Problem: Show all lines holding "Western".

[Records from a collection]
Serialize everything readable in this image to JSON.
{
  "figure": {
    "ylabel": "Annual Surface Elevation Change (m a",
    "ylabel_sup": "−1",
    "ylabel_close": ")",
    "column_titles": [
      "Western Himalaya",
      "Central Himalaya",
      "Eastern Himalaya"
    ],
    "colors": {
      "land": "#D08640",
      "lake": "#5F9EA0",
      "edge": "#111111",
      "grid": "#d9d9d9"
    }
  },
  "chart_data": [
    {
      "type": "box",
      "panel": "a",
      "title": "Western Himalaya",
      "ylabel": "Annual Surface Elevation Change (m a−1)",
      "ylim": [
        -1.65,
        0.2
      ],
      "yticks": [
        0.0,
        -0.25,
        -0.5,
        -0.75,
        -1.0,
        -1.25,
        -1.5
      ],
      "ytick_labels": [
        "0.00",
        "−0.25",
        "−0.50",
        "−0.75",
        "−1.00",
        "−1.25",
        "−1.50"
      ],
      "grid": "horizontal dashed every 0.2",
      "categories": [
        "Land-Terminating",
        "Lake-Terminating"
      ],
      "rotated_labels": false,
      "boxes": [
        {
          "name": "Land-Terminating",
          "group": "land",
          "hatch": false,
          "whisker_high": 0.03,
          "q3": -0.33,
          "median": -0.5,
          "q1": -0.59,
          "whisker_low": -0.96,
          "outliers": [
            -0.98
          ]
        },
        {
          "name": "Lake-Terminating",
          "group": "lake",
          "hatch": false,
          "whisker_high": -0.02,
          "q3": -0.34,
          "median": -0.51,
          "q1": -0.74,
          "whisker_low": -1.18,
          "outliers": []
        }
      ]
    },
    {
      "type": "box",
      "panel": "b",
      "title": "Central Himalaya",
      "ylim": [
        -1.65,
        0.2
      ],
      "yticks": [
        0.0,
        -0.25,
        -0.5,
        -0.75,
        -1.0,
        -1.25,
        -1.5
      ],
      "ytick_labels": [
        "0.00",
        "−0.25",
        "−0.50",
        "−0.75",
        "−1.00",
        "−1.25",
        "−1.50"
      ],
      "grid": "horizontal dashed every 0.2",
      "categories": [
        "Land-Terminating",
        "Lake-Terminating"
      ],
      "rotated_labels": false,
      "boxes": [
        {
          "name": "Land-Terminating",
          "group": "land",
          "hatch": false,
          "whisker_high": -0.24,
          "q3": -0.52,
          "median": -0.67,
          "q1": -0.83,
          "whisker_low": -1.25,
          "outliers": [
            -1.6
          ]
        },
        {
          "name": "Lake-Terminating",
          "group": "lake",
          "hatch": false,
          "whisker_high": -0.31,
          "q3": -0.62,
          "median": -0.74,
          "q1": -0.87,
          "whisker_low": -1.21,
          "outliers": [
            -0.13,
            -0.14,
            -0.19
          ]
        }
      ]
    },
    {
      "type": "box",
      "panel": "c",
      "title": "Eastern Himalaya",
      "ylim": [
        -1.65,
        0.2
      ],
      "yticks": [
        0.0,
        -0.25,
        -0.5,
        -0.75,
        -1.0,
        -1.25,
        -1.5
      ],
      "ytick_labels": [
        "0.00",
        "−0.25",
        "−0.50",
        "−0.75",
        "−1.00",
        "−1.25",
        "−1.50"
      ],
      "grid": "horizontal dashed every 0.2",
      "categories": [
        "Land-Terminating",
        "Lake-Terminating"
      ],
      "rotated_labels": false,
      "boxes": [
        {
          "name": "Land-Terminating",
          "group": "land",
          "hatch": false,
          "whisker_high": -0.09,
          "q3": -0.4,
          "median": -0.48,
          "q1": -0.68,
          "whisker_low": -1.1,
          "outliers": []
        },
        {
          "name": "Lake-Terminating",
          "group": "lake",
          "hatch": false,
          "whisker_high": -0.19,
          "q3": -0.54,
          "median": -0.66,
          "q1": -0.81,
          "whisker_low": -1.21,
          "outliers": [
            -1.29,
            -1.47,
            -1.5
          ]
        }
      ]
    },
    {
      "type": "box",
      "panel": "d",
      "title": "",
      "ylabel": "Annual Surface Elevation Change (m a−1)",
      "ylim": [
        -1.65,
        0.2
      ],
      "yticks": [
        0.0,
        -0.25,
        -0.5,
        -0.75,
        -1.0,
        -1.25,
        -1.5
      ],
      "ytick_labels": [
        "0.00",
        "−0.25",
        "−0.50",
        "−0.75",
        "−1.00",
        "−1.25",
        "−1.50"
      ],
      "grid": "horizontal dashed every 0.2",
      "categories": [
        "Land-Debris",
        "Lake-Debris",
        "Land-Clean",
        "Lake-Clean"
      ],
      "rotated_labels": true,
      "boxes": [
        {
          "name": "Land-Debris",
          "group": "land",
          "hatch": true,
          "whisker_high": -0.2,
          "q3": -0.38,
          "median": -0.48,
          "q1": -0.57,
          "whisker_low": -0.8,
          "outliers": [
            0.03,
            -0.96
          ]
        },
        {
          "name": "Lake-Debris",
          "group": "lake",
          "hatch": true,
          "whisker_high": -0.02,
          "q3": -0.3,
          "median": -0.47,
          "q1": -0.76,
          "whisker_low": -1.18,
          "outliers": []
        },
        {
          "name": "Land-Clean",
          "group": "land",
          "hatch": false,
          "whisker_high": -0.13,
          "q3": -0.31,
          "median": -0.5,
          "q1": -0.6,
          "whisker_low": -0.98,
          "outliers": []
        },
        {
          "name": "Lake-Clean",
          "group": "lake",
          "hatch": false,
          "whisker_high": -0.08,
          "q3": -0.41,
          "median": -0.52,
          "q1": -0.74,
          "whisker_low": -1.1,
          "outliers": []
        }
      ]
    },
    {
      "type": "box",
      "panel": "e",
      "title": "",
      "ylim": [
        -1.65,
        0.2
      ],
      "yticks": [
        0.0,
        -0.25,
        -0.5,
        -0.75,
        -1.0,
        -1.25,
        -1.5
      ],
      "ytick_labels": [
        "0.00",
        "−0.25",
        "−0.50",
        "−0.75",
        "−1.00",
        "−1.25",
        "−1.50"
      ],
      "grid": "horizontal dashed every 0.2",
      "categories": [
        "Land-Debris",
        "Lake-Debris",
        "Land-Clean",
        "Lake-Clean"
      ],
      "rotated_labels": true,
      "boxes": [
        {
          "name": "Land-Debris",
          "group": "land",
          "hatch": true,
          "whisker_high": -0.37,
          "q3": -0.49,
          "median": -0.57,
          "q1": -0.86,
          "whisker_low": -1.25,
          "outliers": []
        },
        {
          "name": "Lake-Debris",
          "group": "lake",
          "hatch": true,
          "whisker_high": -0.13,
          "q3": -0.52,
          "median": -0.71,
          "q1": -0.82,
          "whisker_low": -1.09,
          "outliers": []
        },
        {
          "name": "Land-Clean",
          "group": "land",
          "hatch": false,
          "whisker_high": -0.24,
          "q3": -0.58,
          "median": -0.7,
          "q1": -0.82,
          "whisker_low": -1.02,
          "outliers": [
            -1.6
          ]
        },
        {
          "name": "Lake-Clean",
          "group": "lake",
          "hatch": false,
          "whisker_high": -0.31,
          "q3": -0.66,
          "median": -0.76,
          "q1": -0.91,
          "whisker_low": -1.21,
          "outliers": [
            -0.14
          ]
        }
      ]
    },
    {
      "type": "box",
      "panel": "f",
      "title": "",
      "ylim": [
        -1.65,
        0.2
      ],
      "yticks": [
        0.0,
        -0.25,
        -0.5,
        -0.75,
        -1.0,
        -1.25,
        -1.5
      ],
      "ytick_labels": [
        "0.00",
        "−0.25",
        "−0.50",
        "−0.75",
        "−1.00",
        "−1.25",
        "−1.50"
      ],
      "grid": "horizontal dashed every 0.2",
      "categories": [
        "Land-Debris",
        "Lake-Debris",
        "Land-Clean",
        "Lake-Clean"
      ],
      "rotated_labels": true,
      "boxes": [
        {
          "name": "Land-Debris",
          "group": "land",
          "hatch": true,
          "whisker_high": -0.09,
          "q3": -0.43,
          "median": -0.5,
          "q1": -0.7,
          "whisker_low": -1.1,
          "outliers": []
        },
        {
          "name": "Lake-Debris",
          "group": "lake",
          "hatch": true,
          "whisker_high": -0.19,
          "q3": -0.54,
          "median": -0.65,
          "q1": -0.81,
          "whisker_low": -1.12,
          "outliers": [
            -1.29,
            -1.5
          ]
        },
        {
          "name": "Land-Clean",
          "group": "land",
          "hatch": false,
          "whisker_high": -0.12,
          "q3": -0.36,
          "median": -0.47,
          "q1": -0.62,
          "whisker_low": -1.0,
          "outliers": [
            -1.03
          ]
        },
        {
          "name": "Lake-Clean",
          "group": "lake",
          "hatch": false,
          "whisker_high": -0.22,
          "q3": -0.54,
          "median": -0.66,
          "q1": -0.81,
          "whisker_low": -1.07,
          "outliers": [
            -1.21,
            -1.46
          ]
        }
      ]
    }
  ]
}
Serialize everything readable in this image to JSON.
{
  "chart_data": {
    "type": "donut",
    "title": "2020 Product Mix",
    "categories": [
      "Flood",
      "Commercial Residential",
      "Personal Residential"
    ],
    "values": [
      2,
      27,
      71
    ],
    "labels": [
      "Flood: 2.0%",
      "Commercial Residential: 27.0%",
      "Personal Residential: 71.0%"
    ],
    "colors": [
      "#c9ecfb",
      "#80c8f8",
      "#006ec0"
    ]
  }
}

Solution to the exercise:
      "Western Himalaya",
      "title": "Western Himalaya",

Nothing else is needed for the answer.